◆ **Text section**:
▼
One theory is that Flensburg may have been named after the German town of Flensburg, a seaport in the German state of Schleswig-Holstein. However, many land owner surnames were Polish in the 1892 Culdrum Township Plat Book of the Flensburg area, and it seems unlikely they would have chosen the name of a distant German seaport for their new town. Since burg simply means "castle" it would be reasonable to name the new town Flynnsburg, or the shorter version Flensburg, since the name "Flen's Landing" was also in use for Flynn Station.

==Geography==
Flensburg is in western Morrison County. It is bordered to the south by Swanville Township, to the north and west by Culdrum Township, to the north and east by Pike Creek Township, and to the southeast by the city of Sobieski. Flensburg is 9 mi west-southwest of Little Falls, the Morrison county seat.

According to the United States Census Bureau, Flensburg has a total area of 7.022 sqmi, of which 6.979 sqmi are land and 0.043 sqmi, or 0.61%, are water. Several small natural lakes, including Prowect Lake, Kuhl Lake, and Larson Lake, are in the southwest part of the city limits.

==Demographics==

Historical population
| Census | Pop. | Note | %± |
| 1920 | 210 |  | — |
| 1930 | 284 |  | 35.2% |
| 1940 | 275 |  | −3.2% |
| 1950 | 281 |  | 2.2% |
| 1960 | 280 |  | −0.4% |
| 1970 | 259 |  | −7.5% |
| 1980 | 256 |  | −1.2% |
| 1990 | 213 |  | −16.8% |
| 2000 | 244 |  | 14.6% |
| 2010 | 225 |  | −7.8% |
| 2020 | 216 |  | −4.0% |
| 2022 (est.) | 214 |  | −0.9% |
U.S. Decennial Census 2020 Census

===2010 census===
As of the 2010 census, there were 225 people, 84 households, and 53 families living in the city. The population density was 32.3 PD/sqmi. There were 94 housing units at an average density of 13.5 /sqmi. The racial makeup of the city was 97.3% White, 0.4% Native American, 0.4% Asian, and 1.8% from two or more races.

There were 84 households, of which 39.3% had children under the age of 18 living with them, 52.4% were married couples living together, 8.3% had a female householder with no husband present, 2.4% had a male householder with no wife present, and 36.9% were non-families. 33.3% of all households were made up of individuals, and 15.5% had someone living alone who was 65 years of age or older. The average household size was 2.64 and the average family size was 3.43.
▲
◆ **Tasks for this exercise**:
**A)** Return the passage of the Flensburg text from "One theory is" up to and including "for Flynn Station.", copied word for word.
**B)** Resume the text about Flensburg, Minnesota, picking up right after its final sentence.

◆ **Excerpted records**:
▼
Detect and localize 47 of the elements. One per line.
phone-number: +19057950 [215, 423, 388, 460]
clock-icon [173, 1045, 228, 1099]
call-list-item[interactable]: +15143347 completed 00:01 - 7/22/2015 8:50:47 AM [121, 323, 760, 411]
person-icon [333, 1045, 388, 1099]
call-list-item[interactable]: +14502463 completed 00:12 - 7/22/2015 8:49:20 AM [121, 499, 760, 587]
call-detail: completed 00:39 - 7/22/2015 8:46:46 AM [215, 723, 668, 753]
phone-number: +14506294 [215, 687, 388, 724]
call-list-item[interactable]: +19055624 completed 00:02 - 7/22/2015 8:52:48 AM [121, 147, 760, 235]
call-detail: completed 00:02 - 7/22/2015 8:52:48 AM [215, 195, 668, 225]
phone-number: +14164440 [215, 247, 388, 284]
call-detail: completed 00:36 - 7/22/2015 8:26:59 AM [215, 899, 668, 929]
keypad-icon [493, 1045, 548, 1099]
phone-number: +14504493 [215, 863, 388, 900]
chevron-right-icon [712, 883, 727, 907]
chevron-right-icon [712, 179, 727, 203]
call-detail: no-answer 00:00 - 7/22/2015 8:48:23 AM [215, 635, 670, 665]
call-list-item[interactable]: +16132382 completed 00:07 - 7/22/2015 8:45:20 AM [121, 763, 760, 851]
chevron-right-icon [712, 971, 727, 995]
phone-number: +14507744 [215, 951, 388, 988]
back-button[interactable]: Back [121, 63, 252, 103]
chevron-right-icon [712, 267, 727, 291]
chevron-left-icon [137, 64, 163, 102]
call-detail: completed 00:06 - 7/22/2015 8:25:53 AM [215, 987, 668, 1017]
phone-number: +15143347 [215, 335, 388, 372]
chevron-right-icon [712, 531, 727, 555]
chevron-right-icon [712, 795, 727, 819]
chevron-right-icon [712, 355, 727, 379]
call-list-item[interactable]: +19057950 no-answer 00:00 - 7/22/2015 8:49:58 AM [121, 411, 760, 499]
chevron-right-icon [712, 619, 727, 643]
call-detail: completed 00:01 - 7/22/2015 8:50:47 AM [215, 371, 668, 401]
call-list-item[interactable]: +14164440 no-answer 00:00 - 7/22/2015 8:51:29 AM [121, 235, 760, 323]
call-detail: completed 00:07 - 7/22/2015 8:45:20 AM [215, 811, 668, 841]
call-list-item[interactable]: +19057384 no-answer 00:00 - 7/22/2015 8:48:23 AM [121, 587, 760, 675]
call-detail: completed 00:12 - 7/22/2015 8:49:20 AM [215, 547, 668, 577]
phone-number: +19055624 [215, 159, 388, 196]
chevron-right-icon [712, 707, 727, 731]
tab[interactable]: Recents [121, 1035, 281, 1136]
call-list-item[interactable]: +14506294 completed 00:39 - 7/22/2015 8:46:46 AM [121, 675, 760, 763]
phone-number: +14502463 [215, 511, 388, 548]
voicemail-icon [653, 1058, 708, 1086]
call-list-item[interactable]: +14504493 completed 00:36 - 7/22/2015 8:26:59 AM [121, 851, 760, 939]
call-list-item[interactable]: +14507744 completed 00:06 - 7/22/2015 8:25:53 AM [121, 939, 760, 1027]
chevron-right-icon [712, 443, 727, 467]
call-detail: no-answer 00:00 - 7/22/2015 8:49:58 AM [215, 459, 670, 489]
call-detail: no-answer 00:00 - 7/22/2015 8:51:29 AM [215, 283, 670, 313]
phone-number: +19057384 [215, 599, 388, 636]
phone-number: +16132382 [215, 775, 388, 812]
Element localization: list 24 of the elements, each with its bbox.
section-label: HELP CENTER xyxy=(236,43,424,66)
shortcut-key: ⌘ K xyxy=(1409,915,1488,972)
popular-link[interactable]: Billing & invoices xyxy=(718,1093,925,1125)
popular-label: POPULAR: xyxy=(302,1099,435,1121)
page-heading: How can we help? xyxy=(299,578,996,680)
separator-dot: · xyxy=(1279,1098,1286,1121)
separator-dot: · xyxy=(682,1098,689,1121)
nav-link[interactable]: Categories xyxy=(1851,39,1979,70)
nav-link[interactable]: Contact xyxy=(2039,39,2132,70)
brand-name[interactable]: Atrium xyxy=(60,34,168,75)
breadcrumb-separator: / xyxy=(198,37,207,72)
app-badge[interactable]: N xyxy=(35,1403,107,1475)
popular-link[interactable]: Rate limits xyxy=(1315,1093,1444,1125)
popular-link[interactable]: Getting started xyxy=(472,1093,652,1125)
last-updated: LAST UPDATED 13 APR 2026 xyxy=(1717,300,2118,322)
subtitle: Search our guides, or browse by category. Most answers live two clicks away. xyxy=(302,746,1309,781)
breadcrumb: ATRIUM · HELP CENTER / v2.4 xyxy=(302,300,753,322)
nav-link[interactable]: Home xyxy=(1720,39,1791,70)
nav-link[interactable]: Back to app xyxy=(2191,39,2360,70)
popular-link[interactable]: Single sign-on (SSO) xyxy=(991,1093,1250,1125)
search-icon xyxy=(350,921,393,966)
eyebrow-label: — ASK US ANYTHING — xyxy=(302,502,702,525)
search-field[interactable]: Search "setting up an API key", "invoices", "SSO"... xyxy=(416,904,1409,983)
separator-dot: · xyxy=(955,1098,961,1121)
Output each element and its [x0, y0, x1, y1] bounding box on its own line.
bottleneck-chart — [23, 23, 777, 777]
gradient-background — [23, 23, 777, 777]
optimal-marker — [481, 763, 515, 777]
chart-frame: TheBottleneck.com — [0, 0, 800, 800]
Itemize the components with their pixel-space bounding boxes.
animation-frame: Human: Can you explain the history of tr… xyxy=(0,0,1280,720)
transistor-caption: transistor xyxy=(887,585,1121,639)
▲
◆ **Per-task answers**:
**A)**
One theory is that Flensburg may have been named after the German town of Flensburg, a seaport in the German state of Schleswig-Holstein. However, many land owner surnames were Polish in the 1892 Culdrum Township Plat Book of the Flensburg area, and it seems unlikely they would have chosen the name of a distant German seaport for their new town. Since burg simply means "castle" it would be reasonable to name the new town Flynnsburg, or the shorter version Flensburg, since the name "Flen's Landing" was also in use for Flynn Station.

**B)**
The median age in the city was 37.3 years. 29.3% of residents were under the age of 18; 5.8% were between the ages of 18 and 24; 22.6% were from 25 to 44; 24.5% were from 45 to 64; and 17.8% were 65 years of age or older. The gender makeup of the city was 50.2% male and 49.8% female.

===2000 census===
As of the 2000 census, there were 244 people, 89 households, and 63 families living in the city. The population density was 35.2 PD/sqmi. There were 92 housing units at an average density of 13.3 /sqmi. The racial makeup of the city was 97.95% White, 0.82% Asian, and 1.23% from two or more races.

There were 89 households, out of which 33.7% had children under the age of 18 living with them, 56.2% were married couples living together, 10.1% had a female householder with no husband present, and 28.1% were non-families. 28.1% of all households were made up of individuals, and 15.7% had someone living alone who was 65 years of age or older. The average household size was 2.71 and the average family size was 3.33.

In the city, the population was spread out, with 31.1% under the age of 18, 8.6% from 18 to 24, 23.4% from 25 to 44, 19.7% from 45 to 64, and 17.2% who were 65 years of age or older. The median age was 35 years. For every 100 females, there were 100.0 males. For every 100 females age 18 and over, there were 100.0 males.

The median income for a household in the city was $34,107, and the median income for a family was $43,125. Males had a median income of $28,750 versus $21,750 for females. The per capita income for the city was $15,652. About 4.4% of families and 8.2% of the population were below the poverty line, including 5.2% of those under the age of eighteen and 25.6% of those 65 or over.